Annotated element listings:
——

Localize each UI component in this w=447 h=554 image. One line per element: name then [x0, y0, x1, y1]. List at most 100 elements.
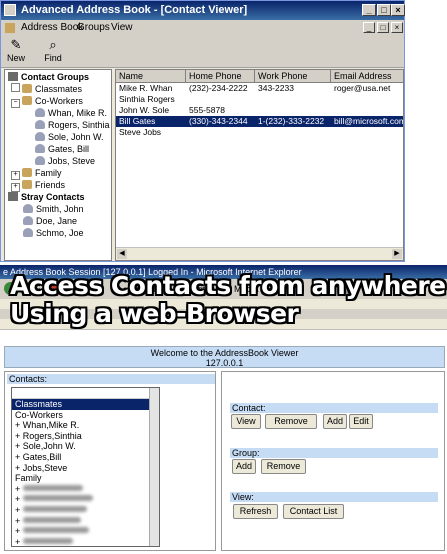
tree-label: Schmo, Joe: [36, 228, 84, 238]
tree-member[interactable]: Whan, Mike R.: [35, 107, 107, 119]
tree-group-classmates[interactable]: Classmates: [11, 83, 82, 95]
listbox-blank-row[interactable]: [12, 388, 159, 399]
remove-contact-button[interactable]: Remove: [265, 414, 317, 429]
child-restore-icon[interactable]: □: [377, 22, 389, 33]
list-item-redacted[interactable]: +: [12, 516, 159, 527]
new-button[interactable]: ✎ New: [4, 37, 28, 67]
expand-icon[interactable]: [11, 83, 20, 92]
table-cell: [255, 127, 331, 138]
tree-label: Family: [35, 168, 62, 178]
tree-member[interactable]: Smith, John: [23, 203, 84, 215]
stop-icon[interactable]: [46, 282, 59, 295]
menu-bar: Address Book Groups View _ □ ×: [1, 20, 404, 37]
list-item[interactable]: + Jobs,Steve: [12, 463, 159, 474]
view-section-label: View:: [230, 492, 438, 502]
user-icon: [23, 228, 33, 237]
minimize-icon[interactable]: _: [362, 4, 376, 16]
refresh-icon[interactable]: [66, 282, 79, 295]
view-contact-button[interactable]: View: [231, 414, 261, 429]
menu-view[interactable]: View: [111, 22, 133, 33]
tree-stray-contacts[interactable]: Stray Contacts: [8, 191, 85, 203]
messenger-icon[interactable]: [364, 282, 377, 295]
toolbar: ✎ New ⌕ Find: [1, 37, 404, 68]
list-item[interactable]: + Gates,Bill: [12, 452, 159, 463]
search-button[interactable]: Search: [130, 282, 159, 296]
mail-icon[interactable]: [314, 282, 327, 295]
group-section-label: Group:: [230, 448, 438, 458]
remove-group-button[interactable]: Remove: [261, 459, 306, 474]
browser-titlebar[interactable]: e Address Book Session [127.0.0.1] Logge…: [0, 265, 447, 279]
table-row[interactable]: Bill Gates (330)-343-2344 1-(232)-333-2232…: [116, 116, 403, 127]
find-button[interactable]: ⌕ Find: [41, 37, 65, 67]
table-cell: (232)-234-2222: [189, 83, 248, 93]
listbox-scrollbar[interactable]: [149, 388, 159, 546]
contact-grid[interactable]: Name Home Phone Work Phone Email Address…: [115, 69, 404, 261]
list-item-redacted[interactable]: +: [12, 537, 159, 546]
group-icon: [22, 168, 32, 177]
tree-group-friends[interactable]: + Friends: [11, 179, 65, 192]
window-title: Advanced Address Book - [Contact Viewer]: [21, 4, 248, 16]
menu-address-book[interactable]: Address Book: [21, 22, 83, 33]
forward-icon[interactable]: [22, 282, 35, 295]
collapse-icon[interactable]: −: [11, 99, 20, 108]
media-button[interactable]: Media: [234, 282, 259, 296]
find-icon: ⌕: [49, 37, 57, 52]
list-item[interactable]: Co-Workers: [12, 410, 159, 421]
column-header-name[interactable]: Name: [116, 70, 186, 82]
list-item[interactable]: Family: [12, 473, 159, 484]
add-group-button[interactable]: Add: [232, 459, 256, 474]
table-row[interactable]: Mike R. Whan (232)-234-2222 343-2233 roger@…: [116, 83, 403, 94]
contact-list-button[interactable]: Contact List: [283, 504, 344, 519]
book-icon: [8, 192, 18, 201]
user-icon: [35, 144, 45, 153]
list-item[interactable]: + Whan,Mike R.: [12, 420, 159, 431]
list-item-redacted[interactable]: +: [12, 494, 159, 505]
tree-group-family[interactable]: + Family: [11, 167, 62, 180]
group-icon: [22, 96, 32, 105]
tree-member[interactable]: Gates, Bill: [35, 143, 89, 155]
print-icon[interactable]: [338, 282, 351, 295]
menu-groups[interactable]: Groups: [77, 22, 110, 33]
user-icon: [23, 216, 33, 225]
list-item-redacted[interactable]: +: [12, 526, 159, 537]
table-cell: roger@usa.net: [334, 83, 391, 93]
column-header-home-phone[interactable]: Home Phone: [186, 70, 255, 82]
tree-member[interactable]: Doe, Jane: [23, 215, 77, 227]
tree-contact-groups[interactable]: Contact Groups: [8, 71, 89, 83]
close-icon[interactable]: ×: [391, 4, 405, 16]
child-minimize-icon[interactable]: _: [363, 22, 375, 33]
group-icon: [22, 180, 32, 189]
list-item[interactable]: + Rogers,Sinthia: [12, 431, 159, 442]
table-row[interactable]: John W. Sole 555-5878: [116, 105, 403, 116]
tree-member[interactable]: Jobs, Steve: [35, 155, 95, 167]
column-header-email[interactable]: Email Address: [331, 70, 403, 82]
scroll-right-icon[interactable]: ▶: [392, 249, 402, 259]
table-cell: [331, 94, 403, 105]
edit-contact-button[interactable]: Edit: [349, 414, 373, 429]
add-contact-button[interactable]: Add: [323, 414, 347, 429]
tree-member[interactable]: Sole, John W.: [35, 131, 104, 143]
list-item[interactable]: Classmates: [12, 399, 159, 410]
table-row[interactable]: Sinthia Rogers: [116, 94, 403, 105]
list-item-redacted[interactable]: +: [12, 484, 159, 495]
list-item[interactable]: + Sole,John W.: [12, 441, 159, 452]
history-icon[interactable]: [290, 282, 303, 295]
scroll-left-icon[interactable]: ◀: [117, 249, 127, 259]
tree-member[interactable]: Schmo, Joe: [23, 227, 84, 239]
horizontal-scrollbar[interactable]: ◀ ▶: [116, 247, 403, 260]
contact-tree[interactable]: Contact Groups Classmates − Co-Workers Wh…: [4, 69, 112, 261]
child-close-icon[interactable]: ×: [391, 22, 403, 33]
refresh-button[interactable]: Refresh: [233, 504, 278, 519]
maximize-icon[interactable]: □: [377, 4, 391, 16]
list-item-redacted[interactable]: +: [12, 505, 159, 516]
window-titlebar[interactable]: Advanced Address Book - [Contact Viewer]…: [1, 1, 405, 20]
table-row[interactable]: Steve Jobs: [116, 127, 403, 138]
back-icon[interactable]: [4, 282, 17, 295]
favorites-button[interactable]: Favorites: [178, 282, 215, 296]
contacts-listbox[interactable]: Classmates Co-Workers + Whan,Mike R. + Roge…: [11, 387, 160, 547]
column-header-work-phone[interactable]: Work Phone: [255, 70, 331, 82]
app-icon: [4, 4, 16, 16]
tree-group-co-workers[interactable]: − Co-Workers: [11, 95, 83, 108]
tree-member[interactable]: Rogers, Sinthia: [35, 119, 110, 131]
home-icon[interactable]: [88, 282, 101, 295]
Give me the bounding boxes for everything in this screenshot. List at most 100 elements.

——

Please repeat every line of the listing above exactly as it is, but leave out the pictures.

Localize each UI component in this w=447 h=554 image. One line per element: name then [x0, y0, x1, y1]. List at most 100 elements.
tree-label: Schmo, Joe: [36, 228, 84, 238]
tree-member[interactable]: Whan, Mike R.: [35, 107, 107, 119]
tree-group-classmates[interactable]: Classmates: [11, 83, 82, 95]
listbox-blank-row[interactable]: [12, 388, 159, 399]
remove-contact-button[interactable]: Remove: [265, 414, 317, 429]
child-restore-icon[interactable]: □: [377, 22, 389, 33]
list-item-redacted[interactable]: +: [12, 516, 159, 527]
new-button[interactable]: ✎ New: [4, 37, 28, 67]
expand-icon[interactable]: [11, 83, 20, 92]
table-cell: [255, 127, 331, 138]
tree-label: Family: [35, 168, 62, 178]
tree-member[interactable]: Smith, John: [23, 203, 84, 215]
stop-icon[interactable]: [46, 282, 59, 295]
menu-bar: Address Book Groups View _ □ ×: [1, 20, 404, 37]
list-item[interactable]: + Jobs,Steve: [12, 463, 159, 474]
view-section-label: View:: [230, 492, 438, 502]
user-icon: [23, 228, 33, 237]
minimize-icon[interactable]: _: [362, 4, 376, 16]
refresh-icon[interactable]: [66, 282, 79, 295]
view-contact-button[interactable]: View: [231, 414, 261, 429]
menu-view[interactable]: View: [111, 22, 133, 33]
tree-stray-contacts[interactable]: Stray Contacts: [8, 191, 85, 203]
messenger-icon[interactable]: [364, 282, 377, 295]
toolbar: ✎ New ⌕ Find: [1, 37, 404, 68]
list-item[interactable]: + Gates,Bill: [12, 452, 159, 463]
search-button[interactable]: Search: [130, 282, 159, 296]
mail-icon[interactable]: [314, 282, 327, 295]
group-section-label: Group:: [230, 448, 438, 458]
remove-group-button[interactable]: Remove: [261, 459, 306, 474]
browser-titlebar[interactable]: e Address Book Session [127.0.0.1] Logge…: [0, 265, 447, 279]
table-row[interactable]: Bill Gates (330)-343-2344 1-(232)-333-2232…: [116, 116, 403, 127]
find-button[interactable]: ⌕ Find: [41, 37, 65, 67]
table-cell: (232)-234-2222: [189, 83, 248, 93]
listbox-scrollbar[interactable]: [149, 388, 159, 546]
contact-grid[interactable]: Name Home Phone Work Phone Email Address…: [115, 69, 404, 261]
list-item-redacted[interactable]: +: [12, 537, 159, 546]
group-icon: [22, 168, 32, 177]
tree-group-friends[interactable]: + Friends: [11, 179, 65, 192]
window-title: Advanced Address Book - [Contact Viewer]: [21, 4, 248, 16]
menu-address-book[interactable]: Address Book: [21, 22, 83, 33]
forward-icon[interactable]: [22, 282, 35, 295]
collapse-icon[interactable]: −: [11, 99, 20, 108]
media-button[interactable]: Media: [234, 282, 259, 296]
find-icon: ⌕: [49, 37, 57, 52]
list-item[interactable]: Co-Workers: [12, 410, 159, 421]
column-header-name[interactable]: Name: [116, 70, 186, 82]
list-item[interactable]: Family: [12, 473, 159, 484]
add-group-button[interactable]: Add: [232, 459, 256, 474]
table-row[interactable]: Mike R. Whan (232)-234-2222 343-2233 roger@…: [116, 83, 403, 94]
contact-list-button[interactable]: Contact List: [283, 504, 344, 519]
book-icon: [8, 192, 18, 201]
user-icon: [35, 144, 45, 153]
list-item[interactable]: + Whan,Mike R.: [12, 420, 159, 431]
list-item-redacted[interactable]: +: [12, 494, 159, 505]
tree-group-family[interactable]: + Family: [11, 167, 62, 180]
group-icon: [22, 96, 32, 105]
tree-member[interactable]: Gates, Bill: [35, 143, 89, 155]
print-icon[interactable]: [338, 282, 351, 295]
menu-groups[interactable]: Groups: [77, 22, 110, 33]
user-icon: [23, 216, 33, 225]
list-item-redacted[interactable]: +: [12, 526, 159, 537]
table-cell: roger@usa.net: [334, 83, 391, 93]
column-header-home-phone[interactable]: Home Phone: [186, 70, 255, 82]
tree-member[interactable]: Doe, Jane: [23, 215, 77, 227]
tree-contact-groups[interactable]: Contact Groups: [8, 71, 89, 83]
close-icon[interactable]: ×: [391, 4, 405, 16]
child-minimize-icon[interactable]: _: [363, 22, 375, 33]
group-icon: [22, 180, 32, 189]
list-item[interactable]: + Rogers,Sinthia: [12, 431, 159, 442]
table-row[interactable]: John W. Sole 555-5878: [116, 105, 403, 116]
tree-member[interactable]: Jobs, Steve: [35, 155, 95, 167]
column-header-email[interactable]: Email Address: [331, 70, 403, 82]
scroll-right-icon[interactable]: ▶: [392, 249, 402, 259]
table-cell: [331, 94, 403, 105]
edit-contact-button[interactable]: Edit: [349, 414, 373, 429]
add-contact-button[interactable]: Add: [323, 414, 347, 429]
tree-member[interactable]: Sole, John W.: [35, 131, 104, 143]
list-item[interactable]: Classmates: [12, 399, 159, 410]
table-row[interactable]: Sinthia Rogers: [116, 94, 403, 105]
list-item-redacted[interactable]: +: [12, 484, 159, 495]
list-item[interactable]: + Sole,John W.: [12, 441, 159, 452]
history-icon[interactable]: [290, 282, 303, 295]
scroll-left-icon[interactable]: ◀: [117, 249, 127, 259]
tree-member[interactable]: Schmo, Joe: [23, 227, 84, 239]
horizontal-scrollbar[interactable]: ◀ ▶: [116, 247, 403, 260]
contact-tree[interactable]: Contact Groups Classmates − Co-Workers Wh…: [4, 69, 112, 261]
child-close-icon[interactable]: ×: [391, 22, 403, 33]
refresh-button[interactable]: Refresh: [233, 504, 278, 519]
maximize-icon[interactable]: □: [377, 4, 391, 16]
list-item-redacted[interactable]: +: [12, 505, 159, 516]
window-titlebar[interactable]: Advanced Address Book - [Contact Viewer]…: [1, 1, 405, 20]
table-row[interactable]: Steve Jobs: [116, 127, 403, 138]
back-icon[interactable]: [4, 282, 17, 295]
favorites-button[interactable]: Favorites: [178, 282, 215, 296]
contacts-listbox[interactable]: Classmates Co-Workers + Whan,Mike R. + Roge…: [11, 387, 160, 547]
column-header-work-phone[interactable]: Work Phone: [255, 70, 331, 82]
app-icon: [4, 4, 16, 16]
tree-group-co-workers[interactable]: − Co-Workers: [11, 95, 83, 108]
tree-member[interactable]: Rogers, Sinthia: [35, 119, 110, 131]
home-icon[interactable]: [88, 282, 101, 295]
Give me the bounding boxes for everything in this screenshot. List at most 100 elements.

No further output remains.